◆ What to work on: Go through the listing and return every line with "Mobile" in it.

◇ ◇ ◇ ◇ ◇ ◇ ◇

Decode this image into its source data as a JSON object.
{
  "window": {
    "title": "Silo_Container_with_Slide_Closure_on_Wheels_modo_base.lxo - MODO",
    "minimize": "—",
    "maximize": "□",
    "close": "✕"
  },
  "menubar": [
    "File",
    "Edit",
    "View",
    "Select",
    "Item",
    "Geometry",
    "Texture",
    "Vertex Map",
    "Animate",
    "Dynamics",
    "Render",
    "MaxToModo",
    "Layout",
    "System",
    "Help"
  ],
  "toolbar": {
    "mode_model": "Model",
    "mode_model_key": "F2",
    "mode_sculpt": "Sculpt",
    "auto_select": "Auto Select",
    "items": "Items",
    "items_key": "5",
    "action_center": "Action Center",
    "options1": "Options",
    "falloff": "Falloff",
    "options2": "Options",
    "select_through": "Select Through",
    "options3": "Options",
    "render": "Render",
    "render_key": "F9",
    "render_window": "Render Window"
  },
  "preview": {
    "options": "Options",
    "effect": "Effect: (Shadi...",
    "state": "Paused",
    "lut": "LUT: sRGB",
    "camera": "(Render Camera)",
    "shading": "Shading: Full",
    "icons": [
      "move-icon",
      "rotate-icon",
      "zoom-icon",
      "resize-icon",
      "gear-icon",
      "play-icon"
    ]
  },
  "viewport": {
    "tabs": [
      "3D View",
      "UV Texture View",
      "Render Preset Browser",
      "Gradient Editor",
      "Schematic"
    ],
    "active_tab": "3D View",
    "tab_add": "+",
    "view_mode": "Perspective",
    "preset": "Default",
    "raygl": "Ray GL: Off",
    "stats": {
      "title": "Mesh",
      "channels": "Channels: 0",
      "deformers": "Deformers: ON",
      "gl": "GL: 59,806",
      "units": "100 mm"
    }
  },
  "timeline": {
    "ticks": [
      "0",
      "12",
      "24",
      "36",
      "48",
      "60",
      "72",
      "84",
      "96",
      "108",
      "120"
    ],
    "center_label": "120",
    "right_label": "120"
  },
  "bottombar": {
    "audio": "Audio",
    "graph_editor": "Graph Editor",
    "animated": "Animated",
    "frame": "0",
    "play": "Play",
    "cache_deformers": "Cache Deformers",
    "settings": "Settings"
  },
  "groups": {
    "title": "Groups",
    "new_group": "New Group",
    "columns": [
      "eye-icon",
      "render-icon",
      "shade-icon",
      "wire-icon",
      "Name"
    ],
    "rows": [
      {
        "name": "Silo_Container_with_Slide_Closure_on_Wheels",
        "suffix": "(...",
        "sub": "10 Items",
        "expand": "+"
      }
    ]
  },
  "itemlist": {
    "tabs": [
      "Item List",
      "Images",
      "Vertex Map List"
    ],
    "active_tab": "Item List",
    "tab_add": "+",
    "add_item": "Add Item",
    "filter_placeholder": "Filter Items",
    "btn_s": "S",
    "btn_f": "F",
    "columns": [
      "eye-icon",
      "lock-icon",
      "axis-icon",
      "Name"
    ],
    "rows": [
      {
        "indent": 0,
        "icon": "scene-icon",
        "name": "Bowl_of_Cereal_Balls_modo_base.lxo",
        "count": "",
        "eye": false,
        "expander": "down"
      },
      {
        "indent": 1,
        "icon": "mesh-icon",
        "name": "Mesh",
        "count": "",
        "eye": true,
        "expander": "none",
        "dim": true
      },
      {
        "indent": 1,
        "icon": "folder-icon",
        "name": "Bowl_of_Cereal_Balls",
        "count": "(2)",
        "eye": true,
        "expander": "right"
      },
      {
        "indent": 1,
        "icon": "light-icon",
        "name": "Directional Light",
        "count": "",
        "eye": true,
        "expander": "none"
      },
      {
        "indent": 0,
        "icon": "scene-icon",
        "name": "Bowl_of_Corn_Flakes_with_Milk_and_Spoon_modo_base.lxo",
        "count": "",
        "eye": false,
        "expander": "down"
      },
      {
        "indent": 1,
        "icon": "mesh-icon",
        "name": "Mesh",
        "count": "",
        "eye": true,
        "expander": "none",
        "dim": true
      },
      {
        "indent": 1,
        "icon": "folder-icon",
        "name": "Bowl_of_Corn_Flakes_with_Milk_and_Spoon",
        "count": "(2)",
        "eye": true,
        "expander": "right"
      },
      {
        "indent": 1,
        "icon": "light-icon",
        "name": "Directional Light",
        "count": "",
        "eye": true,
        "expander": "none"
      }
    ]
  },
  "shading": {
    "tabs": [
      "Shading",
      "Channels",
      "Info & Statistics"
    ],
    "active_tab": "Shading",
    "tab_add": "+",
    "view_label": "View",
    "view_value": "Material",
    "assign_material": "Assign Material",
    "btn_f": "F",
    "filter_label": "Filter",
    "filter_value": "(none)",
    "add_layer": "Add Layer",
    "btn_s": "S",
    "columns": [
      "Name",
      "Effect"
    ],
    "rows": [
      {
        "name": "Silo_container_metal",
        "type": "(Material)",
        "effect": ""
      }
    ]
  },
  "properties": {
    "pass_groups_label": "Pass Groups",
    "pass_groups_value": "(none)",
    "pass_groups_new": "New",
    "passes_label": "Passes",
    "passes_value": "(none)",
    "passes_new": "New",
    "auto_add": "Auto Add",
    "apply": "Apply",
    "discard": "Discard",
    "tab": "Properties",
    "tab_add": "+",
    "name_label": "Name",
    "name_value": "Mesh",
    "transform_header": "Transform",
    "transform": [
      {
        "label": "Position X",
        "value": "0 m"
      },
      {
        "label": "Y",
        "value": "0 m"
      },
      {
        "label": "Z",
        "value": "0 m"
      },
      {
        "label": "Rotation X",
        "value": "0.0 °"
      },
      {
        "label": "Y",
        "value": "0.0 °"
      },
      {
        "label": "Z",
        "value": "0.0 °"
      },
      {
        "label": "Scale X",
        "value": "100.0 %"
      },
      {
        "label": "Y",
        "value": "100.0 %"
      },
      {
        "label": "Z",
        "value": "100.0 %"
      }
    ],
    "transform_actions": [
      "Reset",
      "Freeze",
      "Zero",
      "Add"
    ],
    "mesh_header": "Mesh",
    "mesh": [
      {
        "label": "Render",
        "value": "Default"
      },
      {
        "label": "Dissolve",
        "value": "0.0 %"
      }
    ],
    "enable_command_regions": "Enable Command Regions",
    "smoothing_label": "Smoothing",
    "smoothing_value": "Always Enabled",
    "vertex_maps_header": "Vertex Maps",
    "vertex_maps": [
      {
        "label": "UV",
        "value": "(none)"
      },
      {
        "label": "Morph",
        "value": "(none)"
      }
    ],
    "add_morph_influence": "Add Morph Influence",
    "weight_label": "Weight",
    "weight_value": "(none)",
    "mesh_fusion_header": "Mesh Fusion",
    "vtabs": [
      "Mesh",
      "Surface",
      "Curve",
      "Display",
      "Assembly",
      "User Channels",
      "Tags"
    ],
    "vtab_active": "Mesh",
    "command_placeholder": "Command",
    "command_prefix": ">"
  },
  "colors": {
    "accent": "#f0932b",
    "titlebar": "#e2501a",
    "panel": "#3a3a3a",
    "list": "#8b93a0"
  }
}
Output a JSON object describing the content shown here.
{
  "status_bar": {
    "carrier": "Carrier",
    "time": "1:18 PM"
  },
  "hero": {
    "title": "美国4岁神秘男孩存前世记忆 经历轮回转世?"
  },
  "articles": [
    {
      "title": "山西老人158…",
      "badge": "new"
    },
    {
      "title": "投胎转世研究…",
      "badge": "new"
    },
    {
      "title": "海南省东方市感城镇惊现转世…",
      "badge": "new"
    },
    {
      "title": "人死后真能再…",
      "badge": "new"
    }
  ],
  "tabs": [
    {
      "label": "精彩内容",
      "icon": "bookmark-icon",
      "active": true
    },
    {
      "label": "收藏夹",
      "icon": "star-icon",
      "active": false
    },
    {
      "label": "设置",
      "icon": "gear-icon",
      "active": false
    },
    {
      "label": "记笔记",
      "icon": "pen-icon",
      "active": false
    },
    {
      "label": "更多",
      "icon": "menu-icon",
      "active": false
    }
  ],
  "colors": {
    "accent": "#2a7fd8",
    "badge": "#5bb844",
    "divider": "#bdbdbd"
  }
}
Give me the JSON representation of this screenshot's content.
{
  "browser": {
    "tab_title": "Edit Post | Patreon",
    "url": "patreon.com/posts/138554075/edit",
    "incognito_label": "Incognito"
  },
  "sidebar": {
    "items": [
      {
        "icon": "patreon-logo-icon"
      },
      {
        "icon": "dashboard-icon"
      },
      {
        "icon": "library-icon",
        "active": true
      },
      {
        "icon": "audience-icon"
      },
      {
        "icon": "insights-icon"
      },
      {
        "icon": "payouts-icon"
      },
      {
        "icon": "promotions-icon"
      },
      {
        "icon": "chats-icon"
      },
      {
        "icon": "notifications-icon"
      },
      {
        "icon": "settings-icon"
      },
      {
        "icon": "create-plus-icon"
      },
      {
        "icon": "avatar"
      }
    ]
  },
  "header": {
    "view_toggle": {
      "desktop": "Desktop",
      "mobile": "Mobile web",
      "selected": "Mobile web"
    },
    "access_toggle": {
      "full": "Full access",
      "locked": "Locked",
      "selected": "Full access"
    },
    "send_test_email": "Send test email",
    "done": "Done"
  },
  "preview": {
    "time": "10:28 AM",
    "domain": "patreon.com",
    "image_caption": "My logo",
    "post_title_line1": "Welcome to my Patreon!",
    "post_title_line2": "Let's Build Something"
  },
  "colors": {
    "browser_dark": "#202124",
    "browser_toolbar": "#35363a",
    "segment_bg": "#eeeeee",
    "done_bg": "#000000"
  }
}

◇ ◇ ◇ ◇ ◇ ◇ ◇

◆ Result for this task:
      "mobile": "Mobile web",
      "selected": "Mobile web"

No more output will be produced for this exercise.